**Given data**
"""

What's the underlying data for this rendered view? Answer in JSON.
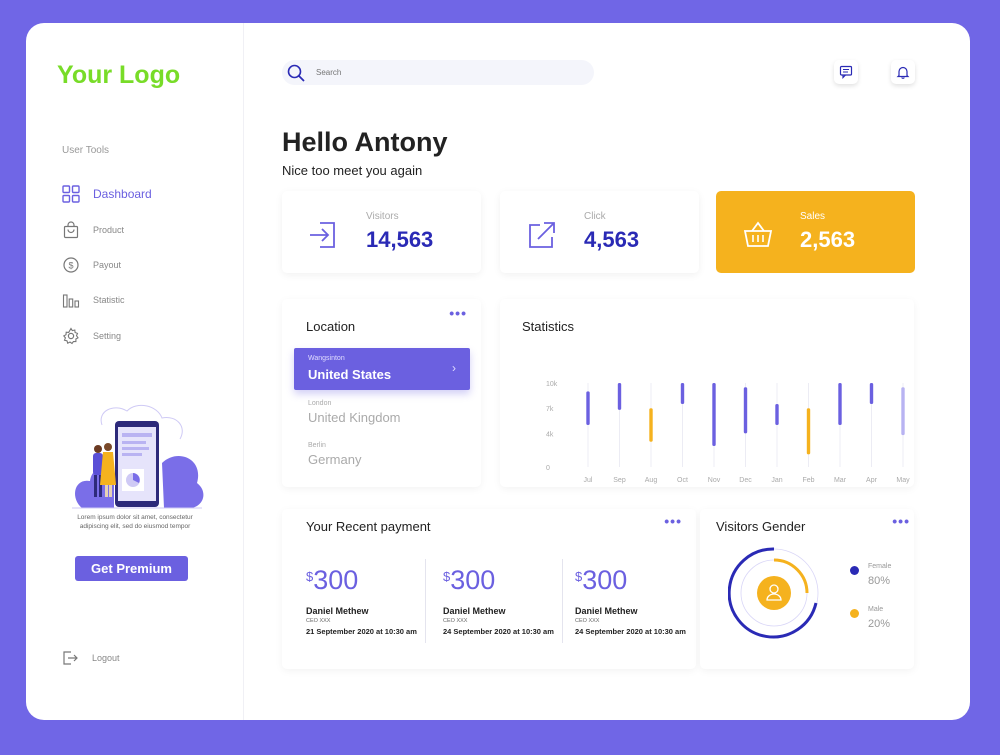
{
  "brand": {
    "logo_text": "Your Logo"
  },
  "sidebar": {
    "section_label": "User Tools",
    "items": [
      {
        "label": "Dashboard",
        "icon": "grid-icon",
        "active": true
      },
      {
        "label": "Product",
        "icon": "bag-icon",
        "active": false
      },
      {
        "label": "Payout",
        "icon": "dollar-coin-icon",
        "active": false
      },
      {
        "label": "Statistic",
        "icon": "bar-chart-icon",
        "active": false
      },
      {
        "label": "Setting",
        "icon": "gear-icon",
        "active": false
      }
    ],
    "promo_text": "Lorem ipsum dolor sit amet, consectetur adipiscing elit, sed do eiusmod tempor",
    "premium_label": "Get Premium",
    "logout_label": "Logout"
  },
  "header": {
    "search_placeholder": "Search",
    "greeting": "Hello Antony",
    "subgreeting": "Nice too meet you again"
  },
  "stats": [
    {
      "label": "Visitors",
      "value": "14,563",
      "icon": "enter-icon"
    },
    {
      "label": "Click",
      "value": "4,563",
      "icon": "external-link-icon"
    },
    {
      "label": "Sales",
      "value": "2,563",
      "icon": "basket-icon"
    }
  ],
  "location": {
    "title": "Location",
    "items": [
      {
        "city": "Wangsinton",
        "country": "United States",
        "active": true
      },
      {
        "city": "London",
        "country": "United Kingdom",
        "active": false
      },
      {
        "city": "Berlin",
        "country": "Germany",
        "active": false
      }
    ]
  },
  "chart_data": {
    "type": "bar",
    "title": "Statistics",
    "categories": [
      "Jul",
      "Sep",
      "Aug",
      "Oct",
      "Nov",
      "Dec",
      "Jan",
      "Feb",
      "Mar",
      "Apr",
      "May"
    ],
    "y_ticks": [
      "10k",
      "7k",
      "4k",
      "0"
    ],
    "ylim": [
      0,
      10000
    ],
    "ranges": [
      {
        "low": 5000,
        "high": 9000,
        "color": "#6b60e0"
      },
      {
        "low": 6800,
        "high": 10000,
        "color": "#6b60e0"
      },
      {
        "low": 3000,
        "high": 7000,
        "color": "#f5b21e"
      },
      {
        "low": 7500,
        "high": 10000,
        "color": "#6b60e0"
      },
      {
        "low": 2500,
        "high": 10000,
        "color": "#6b60e0"
      },
      {
        "low": 4000,
        "high": 9500,
        "color": "#6b60e0"
      },
      {
        "low": 5000,
        "high": 7500,
        "color": "#6b60e0"
      },
      {
        "low": 1500,
        "high": 7000,
        "color": "#f5b21e"
      },
      {
        "low": 5000,
        "high": 10000,
        "color": "#6b60e0"
      },
      {
        "low": 7500,
        "high": 10000,
        "color": "#6b60e0"
      },
      {
        "low": 3800,
        "high": 9500,
        "color": "#b8b3f2"
      }
    ],
    "grid": true
  },
  "payments": {
    "title": "Your Recent payment",
    "items": [
      {
        "currency": "$",
        "amount": "300",
        "name": "Daniel Methew",
        "role": "CEO XXX",
        "date": "21 September 2020 at 10:30 am"
      },
      {
        "currency": "$",
        "amount": "300",
        "name": "Daniel Methew",
        "role": "CEO XXX",
        "date": "24 September 2020 at 10:30 am"
      },
      {
        "currency": "$",
        "amount": "300",
        "name": "Daniel Methew",
        "role": "CEO XXX",
        "date": "24 September 2020 at 10:30 am"
      }
    ]
  },
  "gender": {
    "title": "Visitors Gender",
    "legend": [
      {
        "label": "Female",
        "pct": "80%",
        "color": "#2a2ab5"
      },
      {
        "label": "Male",
        "pct": "20%",
        "color": "#f5b21e"
      }
    ]
  },
  "colors": {
    "accent": "#6b60e0",
    "brand_green": "#78dc28",
    "sales": "#f5b21e",
    "value_blue": "#2a2ab5"
  }
}
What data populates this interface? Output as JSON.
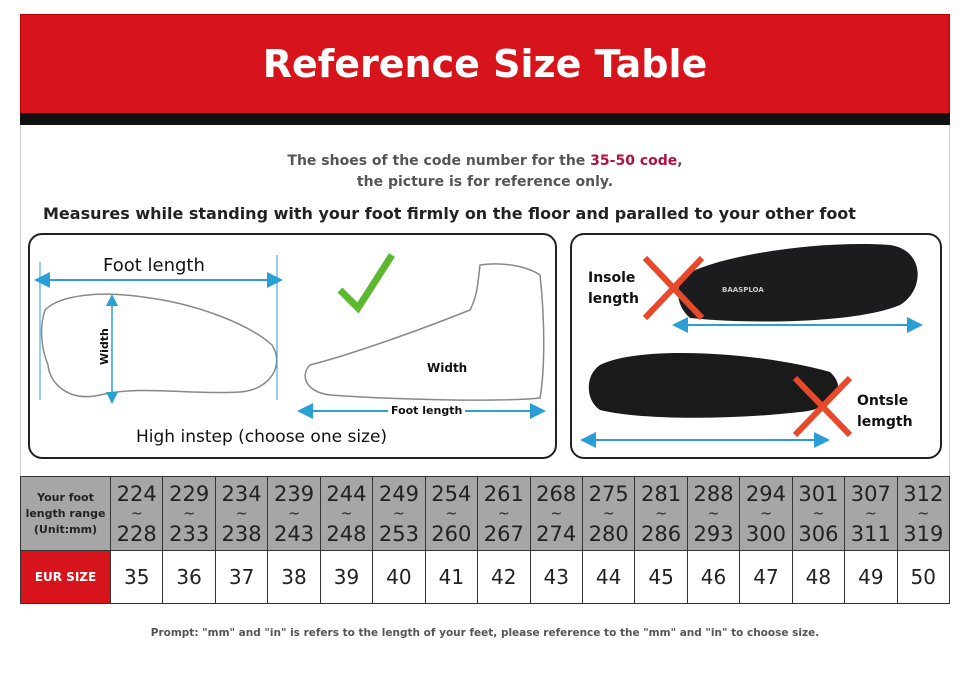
{
  "header": {
    "title": "Reference Size Table"
  },
  "note": {
    "line1_prefix": "The shoes of the code number for the ",
    "line1_highlight": "35-50 code",
    "line1_suffix": ",",
    "line2": "the picture is for reference only.",
    "highlight_color": "#b0123f"
  },
  "instruction": "Measures while standing with your foot firmly on the floor and paralled to your other foot",
  "left_panel": {
    "foot_length": "Foot length",
    "width_vertical": "Width",
    "width": "Width",
    "foot_length_small": "Foot length",
    "high_instep": "High instep  (choose one size)"
  },
  "right_panel": {
    "insole_length": "Insole\nlength",
    "ontsle_length": "Ontsle\nlemgth",
    "brand": "BAASPLOA"
  },
  "colors": {
    "header_red": "#d7141b",
    "arrow_blue": "#2a9fd6",
    "check_green": "#5cb82e",
    "cross_orange": "#e8492b",
    "table_gray": "#a6a6a6"
  },
  "table": {
    "row1_header": [
      "Your foot",
      "length range",
      "(Unit:mm)"
    ],
    "row2_header": "EUR SIZE",
    "ranges": [
      [
        "224",
        "228"
      ],
      [
        "229",
        "233"
      ],
      [
        "234",
        "238"
      ],
      [
        "239",
        "243"
      ],
      [
        "244",
        "248"
      ],
      [
        "249",
        "253"
      ],
      [
        "254",
        "260"
      ],
      [
        "261",
        "267"
      ],
      [
        "268",
        "274"
      ],
      [
        "275",
        "280"
      ],
      [
        "281",
        "286"
      ],
      [
        "288",
        "293"
      ],
      [
        "294",
        "300"
      ],
      [
        "301",
        "306"
      ],
      [
        "307",
        "311"
      ],
      [
        "312",
        "319"
      ]
    ],
    "sizes": [
      "35",
      "36",
      "37",
      "38",
      "39",
      "40",
      "41",
      "42",
      "43",
      "44",
      "45",
      "46",
      "47",
      "48",
      "49",
      "50"
    ]
  },
  "prompt": "Prompt: \"mm\" and \"in\" is refers to the length of your feet, please reference to the \"mm\" and \"in\" to choose size."
}
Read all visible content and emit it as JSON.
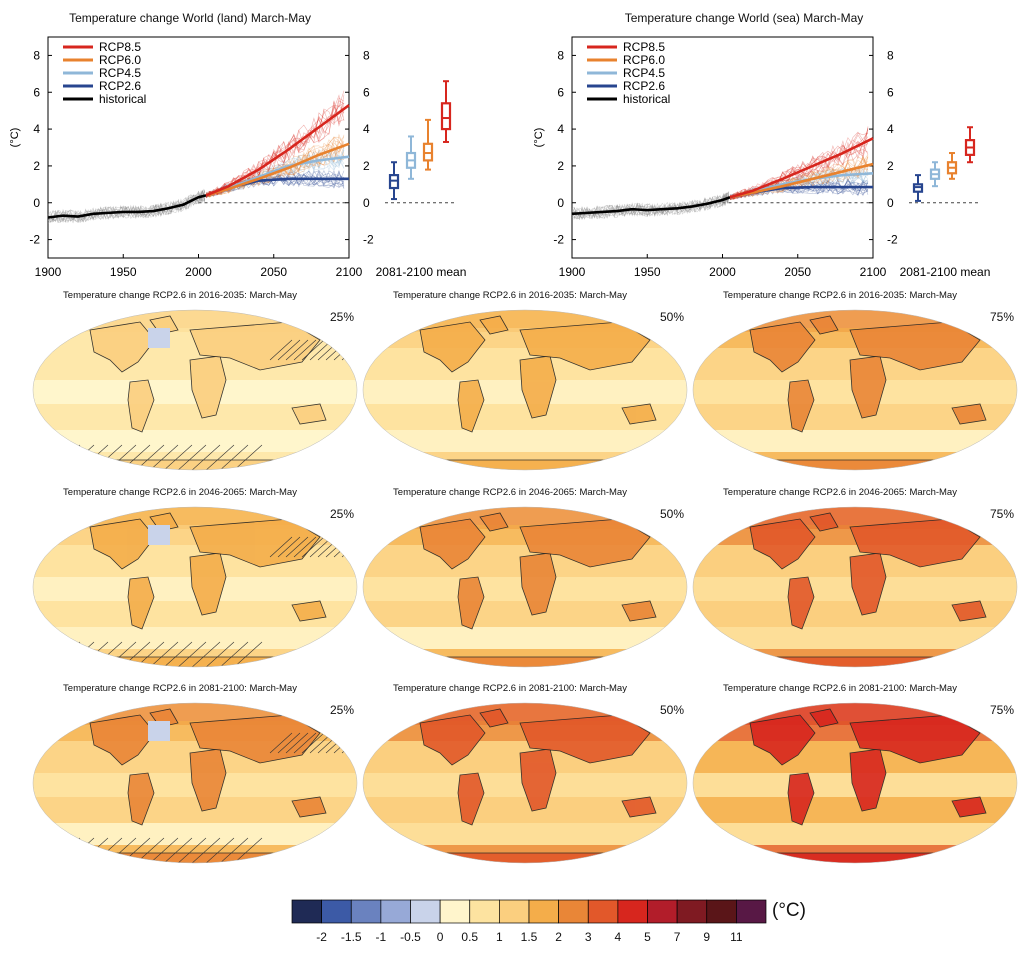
{
  "colors": {
    "rcp85": "#d7261e",
    "rcp60": "#e8822e",
    "rcp45": "#8fb7d8",
    "rcp26": "#27458f",
    "historical": "#000000"
  },
  "colorbar": {
    "unit": "(°C)",
    "labels": [
      "-2",
      "-1.5",
      "-1",
      "-0.5",
      "0",
      "0.5",
      "1",
      "1.5",
      "2",
      "3",
      "4",
      "5",
      "7",
      "9",
      "11"
    ],
    "colors": [
      "#1f2a55",
      "#3c5aa6",
      "#6a82bf",
      "#97a9d7",
      "#c9d3ea",
      "#fff5cc",
      "#fde3a0",
      "#fbcf7f",
      "#f4ad4a",
      "#e98637",
      "#e2582a",
      "#d7261e",
      "#b21d2a",
      "#7f1a22",
      "#5a1518",
      "#581845"
    ]
  },
  "chart_data": [
    {
      "type": "line",
      "title": "Temperature change World (land) March-May",
      "ylabel": "(°C)",
      "xlim": [
        1900,
        2100
      ],
      "ylim": [
        -3,
        9
      ],
      "yticks": [
        -2,
        0,
        2,
        4,
        6,
        8
      ],
      "xticks": [
        1900,
        1950,
        2000,
        2050,
        2100
      ],
      "legend": [
        "RCP8.5",
        "RCP6.0",
        "RCP4.5",
        "RCP2.6",
        "historical"
      ],
      "legend_position": "top-left",
      "series": [
        {
          "name": "historical",
          "x": [
            1900,
            1910,
            1920,
            1930,
            1940,
            1950,
            1960,
            1970,
            1980,
            1990,
            2000,
            2005
          ],
          "values": [
            -0.8,
            -0.7,
            -0.75,
            -0.6,
            -0.55,
            -0.5,
            -0.5,
            -0.45,
            -0.3,
            -0.1,
            0.3,
            0.4
          ]
        },
        {
          "name": "RCP2.6",
          "x": [
            2005,
            2020,
            2040,
            2060,
            2080,
            2100
          ],
          "values": [
            0.4,
            0.8,
            1.2,
            1.3,
            1.3,
            1.3
          ]
        },
        {
          "name": "RCP4.5",
          "x": [
            2005,
            2020,
            2040,
            2060,
            2080,
            2100
          ],
          "values": [
            0.4,
            0.8,
            1.4,
            2.0,
            2.3,
            2.5
          ]
        },
        {
          "name": "RCP6.0",
          "x": [
            2005,
            2020,
            2040,
            2060,
            2080,
            2100
          ],
          "values": [
            0.4,
            0.75,
            1.3,
            1.9,
            2.6,
            3.2
          ]
        },
        {
          "name": "RCP8.5",
          "x": [
            2005,
            2020,
            2040,
            2060,
            2080,
            2100
          ],
          "values": [
            0.4,
            0.9,
            1.8,
            2.9,
            4.1,
            5.3
          ]
        }
      ],
      "box_label": "2081-2100 mean",
      "boxes": [
        {
          "name": "RCP2.6",
          "min": 0.2,
          "q1": 0.8,
          "median": 1.2,
          "q3": 1.5,
          "max": 2.2
        },
        {
          "name": "RCP4.5",
          "min": 1.3,
          "q1": 1.9,
          "median": 2.3,
          "q3": 2.7,
          "max": 3.6
        },
        {
          "name": "RCP6.0",
          "min": 1.8,
          "q1": 2.3,
          "median": 2.7,
          "q3": 3.2,
          "max": 4.5
        },
        {
          "name": "RCP8.5",
          "min": 3.3,
          "q1": 4.0,
          "median": 4.6,
          "q3": 5.4,
          "max": 6.6
        }
      ]
    },
    {
      "type": "line",
      "title": "Temperature change World (sea) March-May",
      "ylabel": "(°C)",
      "xlim": [
        1900,
        2100
      ],
      "ylim": [
        -3,
        9
      ],
      "yticks": [
        -2,
        0,
        2,
        4,
        6,
        8
      ],
      "xticks": [
        1900,
        1950,
        2000,
        2050,
        2100
      ],
      "legend": [
        "RCP8.5",
        "RCP6.0",
        "RCP4.5",
        "RCP2.6",
        "historical"
      ],
      "legend_position": "top-left",
      "series": [
        {
          "name": "historical",
          "x": [
            1900,
            1910,
            1920,
            1930,
            1940,
            1950,
            1960,
            1970,
            1980,
            1990,
            2000,
            2005
          ],
          "values": [
            -0.6,
            -0.55,
            -0.5,
            -0.45,
            -0.35,
            -0.4,
            -0.35,
            -0.3,
            -0.2,
            -0.05,
            0.15,
            0.3
          ]
        },
        {
          "name": "RCP2.6",
          "x": [
            2005,
            2020,
            2040,
            2060,
            2080,
            2100
          ],
          "values": [
            0.3,
            0.55,
            0.8,
            0.85,
            0.85,
            0.85
          ]
        },
        {
          "name": "RCP4.5",
          "x": [
            2005,
            2020,
            2040,
            2060,
            2080,
            2100
          ],
          "values": [
            0.3,
            0.6,
            1.0,
            1.3,
            1.5,
            1.6
          ]
        },
        {
          "name": "RCP6.0",
          "x": [
            2005,
            2020,
            2040,
            2060,
            2080,
            2100
          ],
          "values": [
            0.3,
            0.55,
            0.9,
            1.3,
            1.7,
            2.1
          ]
        },
        {
          "name": "RCP8.5",
          "x": [
            2005,
            2020,
            2040,
            2060,
            2080,
            2100
          ],
          "values": [
            0.3,
            0.65,
            1.3,
            2.0,
            2.7,
            3.5
          ]
        }
      ],
      "box_label": "2081-2100 mean",
      "boxes": [
        {
          "name": "RCP2.6",
          "min": 0.1,
          "q1": 0.6,
          "median": 0.85,
          "q3": 1.0,
          "max": 1.5
        },
        {
          "name": "RCP4.5",
          "min": 0.9,
          "q1": 1.3,
          "median": 1.55,
          "q3": 1.8,
          "max": 2.2
        },
        {
          "name": "RCP6.0",
          "min": 1.3,
          "q1": 1.6,
          "median": 1.9,
          "q3": 2.2,
          "max": 2.7
        },
        {
          "name": "RCP8.5",
          "min": 2.2,
          "q1": 2.6,
          "median": 3.0,
          "q3": 3.4,
          "max": 4.1
        }
      ]
    }
  ],
  "maps": {
    "rows": [
      {
        "title": "Temperature change RCP2.6 in 2016-2035: March-May"
      },
      {
        "title": "Temperature change RCP2.6 in 2046-2065: March-May"
      },
      {
        "title": "Temperature change RCP2.6 in 2081-2100: March-May"
      }
    ],
    "percentiles": [
      "25%",
      "50%",
      "75%"
    ]
  }
}
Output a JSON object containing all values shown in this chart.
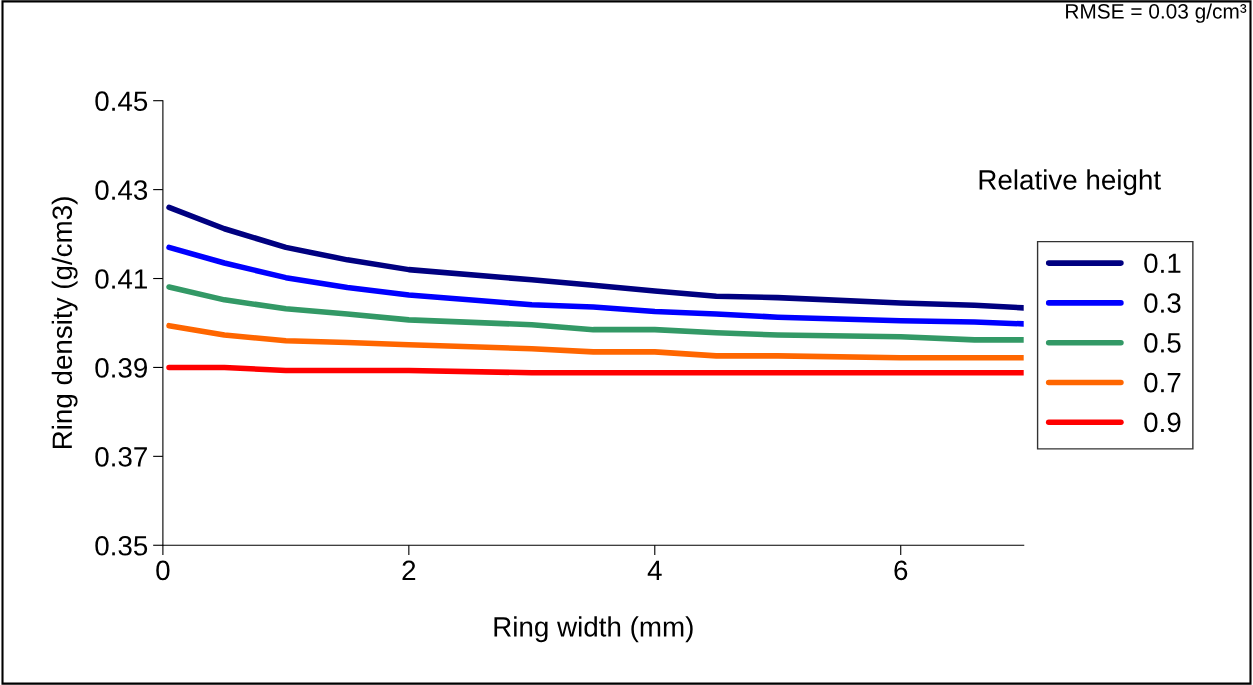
{
  "chart_data": {
    "type": "line",
    "xlabel": "Ring width (mm)",
    "ylabel": "Ring density (g/cm3)",
    "legend_title": "Relative height",
    "annotations": [
      "RMSE = 0.03 g/cm³"
    ],
    "xlim": [
      0,
      7
    ],
    "xticks": [
      0,
      2,
      4,
      6
    ],
    "ylim": [
      0.35,
      0.45
    ],
    "yticks": [
      {
        "value": 0.35,
        "label": "0.35"
      },
      0.37,
      0.39,
      0.41,
      0.43,
      0.45
    ],
    "grid": false,
    "legend": "right",
    "marker": "none",
    "line_style": "solid",
    "x": [
      0.05,
      0.5,
      1,
      1.5,
      2,
      3,
      3.5,
      4,
      4.5,
      5,
      6,
      6.6,
      7
    ],
    "series": [
      {
        "name": "0.1",
        "color": "#000080",
        "values": [
          0.426,
          0.4212,
          0.417,
          0.4142,
          0.412,
          0.4097,
          0.4085,
          0.4072,
          0.406,
          0.4057,
          0.4045,
          0.404,
          0.4034
        ]
      },
      {
        "name": "0.3",
        "color": "#0000ff",
        "values": [
          0.417,
          0.4135,
          0.4102,
          0.408,
          0.4063,
          0.4041,
          0.4036,
          0.4026,
          0.402,
          0.4013,
          0.4005,
          0.4002,
          0.3998
        ]
      },
      {
        "name": "0.5",
        "color": "#339966",
        "values": [
          0.4081,
          0.4052,
          0.4032,
          0.402,
          0.4007,
          0.3996,
          0.3985,
          0.3985,
          0.3978,
          0.3973,
          0.3969,
          0.3962,
          0.3962
        ]
      },
      {
        "name": "0.7",
        "color": "#ff6600",
        "values": [
          0.3994,
          0.3973,
          0.396,
          0.3956,
          0.3951,
          0.3942,
          0.3935,
          0.3935,
          0.3926,
          0.3926,
          0.3922,
          0.3922,
          0.3922
        ]
      },
      {
        "name": "0.9",
        "color": "#ff0000",
        "values": [
          0.39,
          0.39,
          0.3893,
          0.3893,
          0.3893,
          0.3888,
          0.3888,
          0.3888,
          0.3888,
          0.3888,
          0.3888,
          0.3888,
          0.3888
        ]
      }
    ]
  }
}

"""

**Short exercise**
Check each line in the records for the word "March" and say how many have it, with nothing else.

**Answer to the task**
5